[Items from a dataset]
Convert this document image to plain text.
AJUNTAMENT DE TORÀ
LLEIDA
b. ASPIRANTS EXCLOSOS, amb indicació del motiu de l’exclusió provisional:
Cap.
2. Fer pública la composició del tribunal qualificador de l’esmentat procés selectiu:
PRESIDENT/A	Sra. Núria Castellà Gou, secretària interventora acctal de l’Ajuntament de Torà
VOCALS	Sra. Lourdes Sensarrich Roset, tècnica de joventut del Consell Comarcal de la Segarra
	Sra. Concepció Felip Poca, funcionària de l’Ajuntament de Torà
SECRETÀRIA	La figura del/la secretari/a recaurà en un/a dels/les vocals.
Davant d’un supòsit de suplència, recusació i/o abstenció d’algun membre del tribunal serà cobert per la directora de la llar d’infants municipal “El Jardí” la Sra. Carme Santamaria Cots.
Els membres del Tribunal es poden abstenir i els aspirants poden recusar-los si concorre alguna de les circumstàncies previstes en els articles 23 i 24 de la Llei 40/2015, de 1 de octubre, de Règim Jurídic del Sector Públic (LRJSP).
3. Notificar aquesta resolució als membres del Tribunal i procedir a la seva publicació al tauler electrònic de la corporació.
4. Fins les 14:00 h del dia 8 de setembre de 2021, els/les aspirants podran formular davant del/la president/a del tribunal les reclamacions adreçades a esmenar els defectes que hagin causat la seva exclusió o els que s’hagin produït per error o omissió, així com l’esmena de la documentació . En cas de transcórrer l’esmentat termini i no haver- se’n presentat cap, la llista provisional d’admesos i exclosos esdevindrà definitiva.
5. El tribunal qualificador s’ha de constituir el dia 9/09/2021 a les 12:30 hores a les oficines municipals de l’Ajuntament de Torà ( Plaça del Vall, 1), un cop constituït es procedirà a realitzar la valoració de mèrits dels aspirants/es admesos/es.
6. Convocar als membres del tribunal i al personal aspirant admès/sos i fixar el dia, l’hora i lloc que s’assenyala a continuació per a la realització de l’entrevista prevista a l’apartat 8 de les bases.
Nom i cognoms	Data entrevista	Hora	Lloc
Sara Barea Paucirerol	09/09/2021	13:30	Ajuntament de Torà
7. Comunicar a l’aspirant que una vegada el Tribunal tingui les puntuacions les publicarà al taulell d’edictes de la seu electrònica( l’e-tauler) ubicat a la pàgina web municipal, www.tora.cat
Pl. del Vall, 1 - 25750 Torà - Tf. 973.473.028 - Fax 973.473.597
==
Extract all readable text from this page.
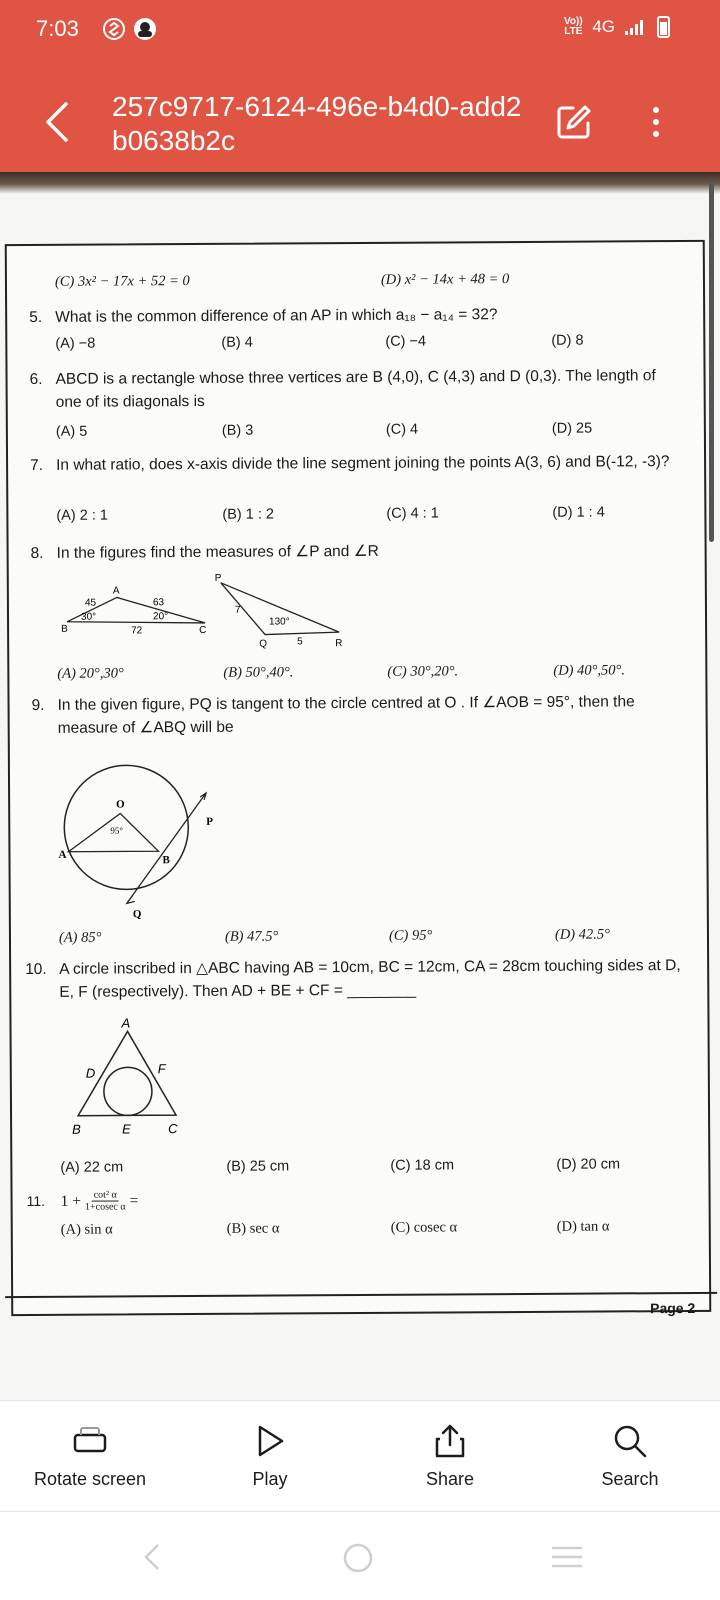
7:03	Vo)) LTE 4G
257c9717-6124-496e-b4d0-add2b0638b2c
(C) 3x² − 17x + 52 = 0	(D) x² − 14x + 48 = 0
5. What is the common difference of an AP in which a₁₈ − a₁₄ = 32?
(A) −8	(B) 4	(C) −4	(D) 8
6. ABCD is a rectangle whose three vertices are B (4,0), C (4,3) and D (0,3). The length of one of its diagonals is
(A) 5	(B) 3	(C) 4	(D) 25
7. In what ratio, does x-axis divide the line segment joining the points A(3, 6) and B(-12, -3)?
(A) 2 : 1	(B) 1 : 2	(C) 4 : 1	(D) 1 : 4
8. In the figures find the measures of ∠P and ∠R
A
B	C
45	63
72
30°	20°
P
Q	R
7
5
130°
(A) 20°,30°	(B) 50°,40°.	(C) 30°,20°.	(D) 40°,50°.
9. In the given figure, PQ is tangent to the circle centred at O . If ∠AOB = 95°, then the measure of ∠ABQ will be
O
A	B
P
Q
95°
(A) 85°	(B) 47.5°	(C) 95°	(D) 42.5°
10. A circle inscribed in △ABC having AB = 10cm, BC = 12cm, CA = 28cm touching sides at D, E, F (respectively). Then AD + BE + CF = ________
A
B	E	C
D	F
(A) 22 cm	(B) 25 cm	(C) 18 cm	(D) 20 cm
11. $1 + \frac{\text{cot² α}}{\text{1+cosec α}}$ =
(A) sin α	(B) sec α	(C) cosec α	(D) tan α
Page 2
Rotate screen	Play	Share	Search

## DIRECTION:
Check each line above for the string "circle", then copy the ones that have it.

## WORKED ANSWER:
9. In the given figure, PQ is tangent to the circle centred at O . If ∠AOB = 95°, then the measure of ∠ABQ will be
10. A circle inscribed in △ABC having AB = 10cm, BC = 12cm, CA = 28cm touching sides at D, E, F (respectively). Then AD + BE + CF = ________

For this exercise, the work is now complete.